#### WHAT IS ASKED
Which lines in the material below contain the word "than"? Copy each of them.

━━━━━ SUPPLIED DATA ━━━━━

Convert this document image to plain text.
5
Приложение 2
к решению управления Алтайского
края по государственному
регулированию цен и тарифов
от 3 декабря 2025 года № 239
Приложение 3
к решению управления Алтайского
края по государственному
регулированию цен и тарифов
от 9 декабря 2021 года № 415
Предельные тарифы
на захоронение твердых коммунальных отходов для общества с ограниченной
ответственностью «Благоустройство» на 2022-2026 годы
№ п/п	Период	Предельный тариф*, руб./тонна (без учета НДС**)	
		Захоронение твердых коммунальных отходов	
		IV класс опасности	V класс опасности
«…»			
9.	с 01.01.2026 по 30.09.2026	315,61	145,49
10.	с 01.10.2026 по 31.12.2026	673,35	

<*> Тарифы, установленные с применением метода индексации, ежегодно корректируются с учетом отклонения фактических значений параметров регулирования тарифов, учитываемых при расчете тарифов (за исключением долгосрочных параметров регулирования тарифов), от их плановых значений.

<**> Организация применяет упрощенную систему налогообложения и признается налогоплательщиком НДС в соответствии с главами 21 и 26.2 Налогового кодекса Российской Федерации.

━━━━━
━━━━━ SUPPLIED DATA ━━━━━

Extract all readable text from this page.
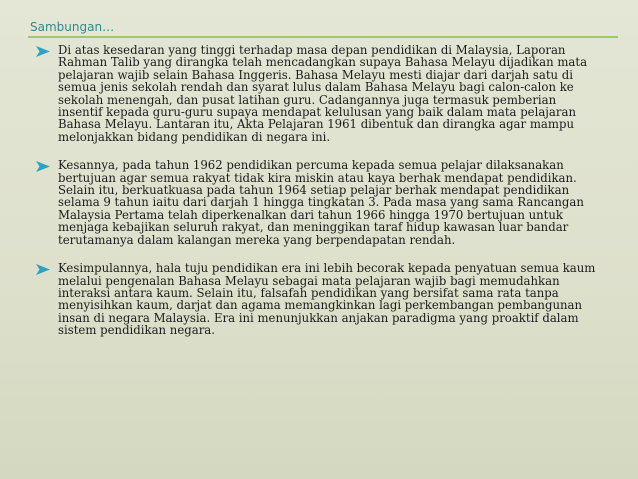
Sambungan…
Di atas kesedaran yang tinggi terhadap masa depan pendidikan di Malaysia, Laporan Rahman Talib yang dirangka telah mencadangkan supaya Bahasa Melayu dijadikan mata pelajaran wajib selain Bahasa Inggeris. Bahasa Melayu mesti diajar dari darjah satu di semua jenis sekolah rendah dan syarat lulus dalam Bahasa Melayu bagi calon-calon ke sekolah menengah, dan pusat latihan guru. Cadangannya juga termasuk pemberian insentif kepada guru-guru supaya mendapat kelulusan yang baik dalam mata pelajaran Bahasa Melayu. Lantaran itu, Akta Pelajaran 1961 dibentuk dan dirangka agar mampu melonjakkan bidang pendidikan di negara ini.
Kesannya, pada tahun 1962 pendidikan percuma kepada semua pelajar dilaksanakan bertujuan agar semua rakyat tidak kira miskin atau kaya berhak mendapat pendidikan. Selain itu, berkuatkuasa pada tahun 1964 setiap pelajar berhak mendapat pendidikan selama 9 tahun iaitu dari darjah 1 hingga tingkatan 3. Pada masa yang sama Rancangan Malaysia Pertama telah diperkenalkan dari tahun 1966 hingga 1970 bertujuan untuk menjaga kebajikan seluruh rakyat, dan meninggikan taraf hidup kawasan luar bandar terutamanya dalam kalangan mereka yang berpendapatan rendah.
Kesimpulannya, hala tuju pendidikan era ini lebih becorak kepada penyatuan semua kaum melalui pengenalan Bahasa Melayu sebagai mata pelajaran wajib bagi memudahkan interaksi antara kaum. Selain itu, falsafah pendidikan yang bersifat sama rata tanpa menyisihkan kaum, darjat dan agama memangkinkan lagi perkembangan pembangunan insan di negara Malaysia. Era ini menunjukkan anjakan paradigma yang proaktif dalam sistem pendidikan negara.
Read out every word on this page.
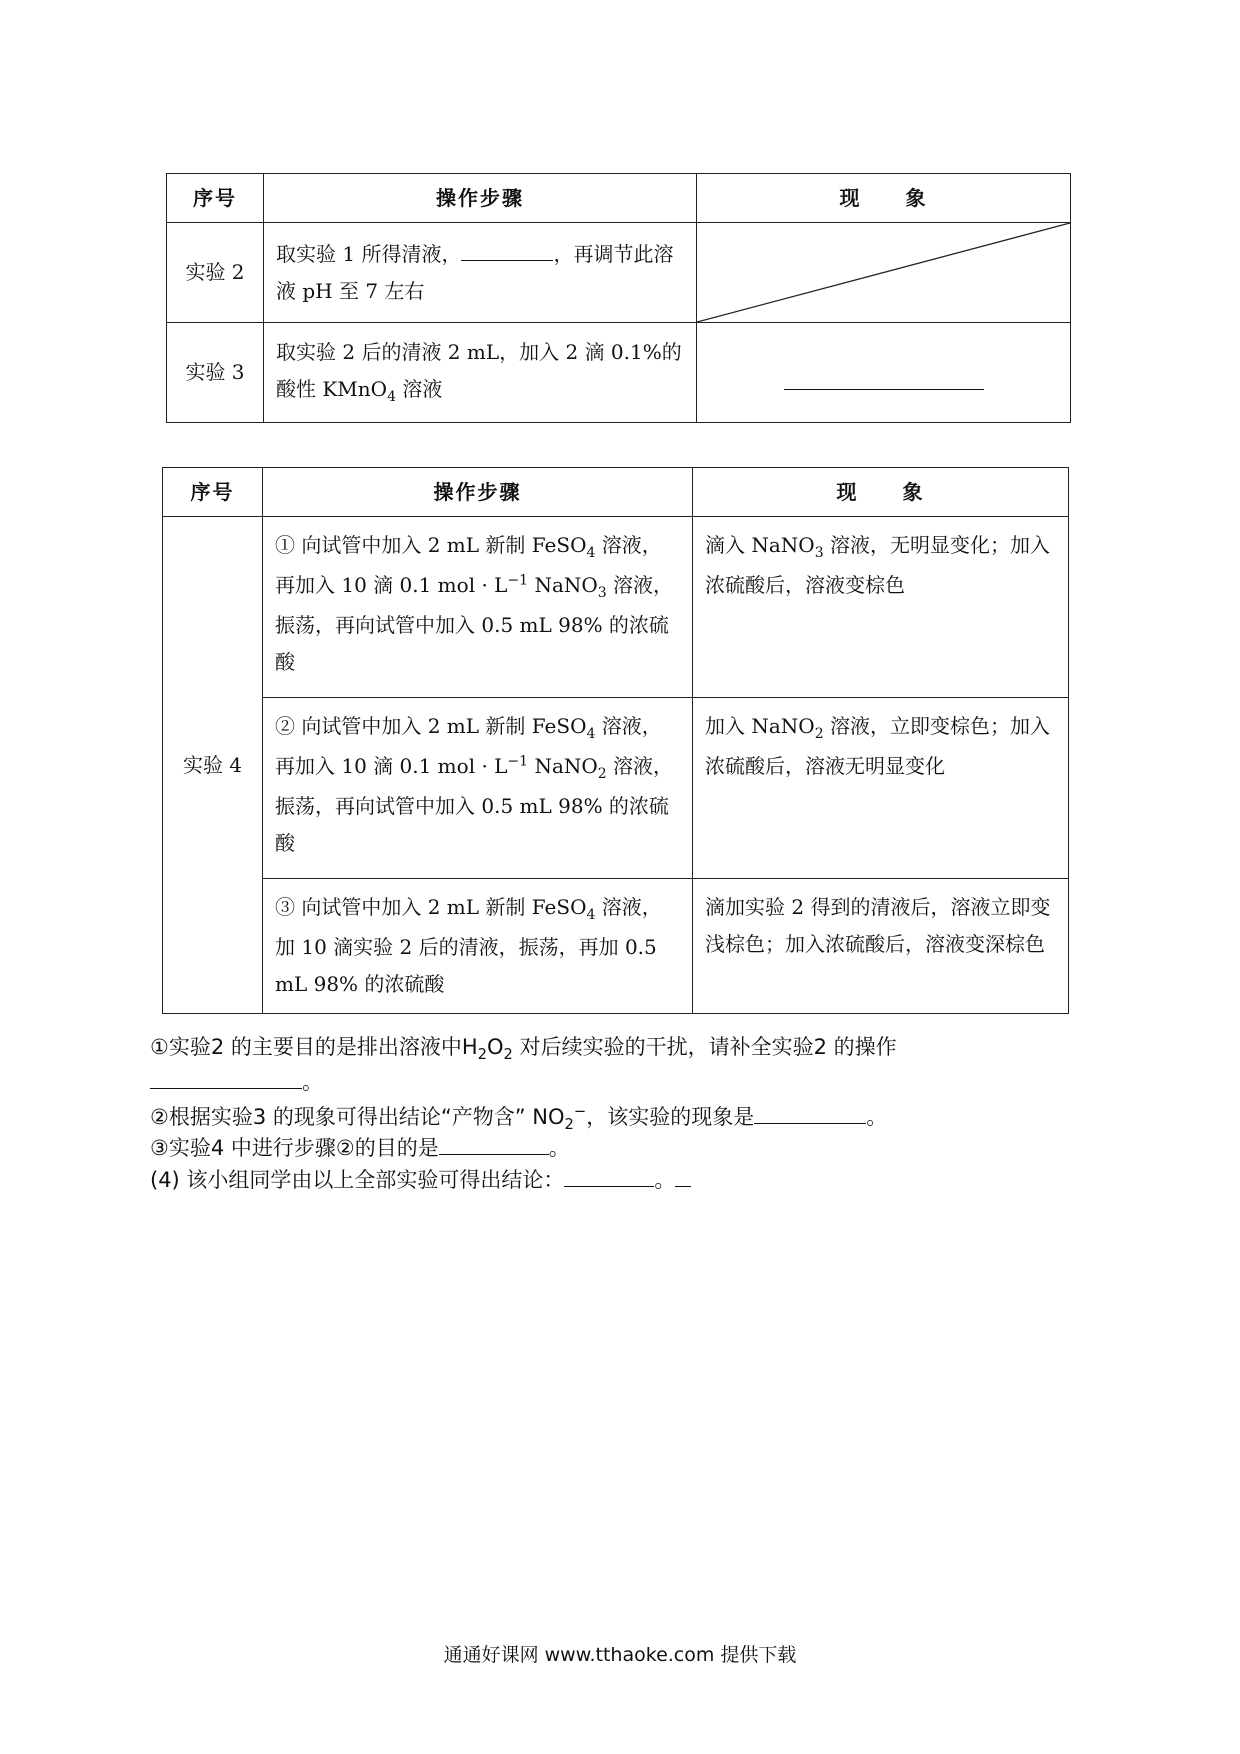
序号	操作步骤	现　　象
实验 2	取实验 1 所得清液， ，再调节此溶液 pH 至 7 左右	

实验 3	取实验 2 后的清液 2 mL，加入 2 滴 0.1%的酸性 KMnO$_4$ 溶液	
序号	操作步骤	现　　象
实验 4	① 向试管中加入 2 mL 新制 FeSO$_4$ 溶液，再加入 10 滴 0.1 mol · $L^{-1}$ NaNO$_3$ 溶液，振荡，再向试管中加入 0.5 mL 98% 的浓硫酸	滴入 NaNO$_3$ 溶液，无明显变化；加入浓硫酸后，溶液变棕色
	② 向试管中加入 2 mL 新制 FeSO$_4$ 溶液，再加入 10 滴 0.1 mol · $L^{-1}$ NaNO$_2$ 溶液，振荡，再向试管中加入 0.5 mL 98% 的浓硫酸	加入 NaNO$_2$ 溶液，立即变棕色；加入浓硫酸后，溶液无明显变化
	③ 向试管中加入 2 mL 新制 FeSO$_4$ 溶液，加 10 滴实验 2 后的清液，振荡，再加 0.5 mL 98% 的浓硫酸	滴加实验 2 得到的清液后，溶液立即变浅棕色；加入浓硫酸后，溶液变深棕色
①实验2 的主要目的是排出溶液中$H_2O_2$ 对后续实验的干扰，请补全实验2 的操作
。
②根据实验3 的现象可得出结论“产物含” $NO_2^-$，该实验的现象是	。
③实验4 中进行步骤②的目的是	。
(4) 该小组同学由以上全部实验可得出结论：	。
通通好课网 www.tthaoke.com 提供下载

━━━━━
━━━━━ SUPPLIED DATA ━━━━━

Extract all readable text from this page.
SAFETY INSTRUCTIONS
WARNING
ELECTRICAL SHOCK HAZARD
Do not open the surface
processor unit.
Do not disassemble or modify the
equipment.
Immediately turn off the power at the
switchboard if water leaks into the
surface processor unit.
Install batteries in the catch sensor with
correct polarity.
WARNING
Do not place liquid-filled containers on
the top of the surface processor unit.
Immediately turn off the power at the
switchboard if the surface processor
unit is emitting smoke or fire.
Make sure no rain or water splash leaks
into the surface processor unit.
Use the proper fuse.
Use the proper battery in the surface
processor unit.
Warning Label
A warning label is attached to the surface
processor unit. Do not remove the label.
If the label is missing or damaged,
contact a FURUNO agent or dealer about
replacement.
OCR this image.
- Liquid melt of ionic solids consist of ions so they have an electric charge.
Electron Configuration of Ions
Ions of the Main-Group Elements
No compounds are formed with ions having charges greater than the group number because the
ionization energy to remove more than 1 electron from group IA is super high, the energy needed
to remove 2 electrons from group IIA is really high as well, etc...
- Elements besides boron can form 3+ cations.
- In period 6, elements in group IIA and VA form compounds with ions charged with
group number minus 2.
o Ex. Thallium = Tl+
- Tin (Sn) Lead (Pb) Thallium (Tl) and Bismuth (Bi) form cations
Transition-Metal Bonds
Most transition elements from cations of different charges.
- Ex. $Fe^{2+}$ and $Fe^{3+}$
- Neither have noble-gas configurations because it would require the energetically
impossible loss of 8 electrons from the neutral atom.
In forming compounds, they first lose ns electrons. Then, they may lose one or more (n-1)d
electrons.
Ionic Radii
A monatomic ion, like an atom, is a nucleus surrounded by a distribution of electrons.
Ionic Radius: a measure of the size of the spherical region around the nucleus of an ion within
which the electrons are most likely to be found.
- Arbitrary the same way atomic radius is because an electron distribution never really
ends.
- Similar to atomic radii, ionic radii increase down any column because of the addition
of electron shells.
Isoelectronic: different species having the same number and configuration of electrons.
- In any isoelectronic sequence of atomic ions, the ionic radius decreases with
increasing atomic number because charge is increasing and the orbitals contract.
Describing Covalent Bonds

━━━━━

#### TASK ANSWER
No compounds are formed with ions having charges greater than the group number because the
ionization energy to remove more than 1 electron from group IA is super high, the energy needed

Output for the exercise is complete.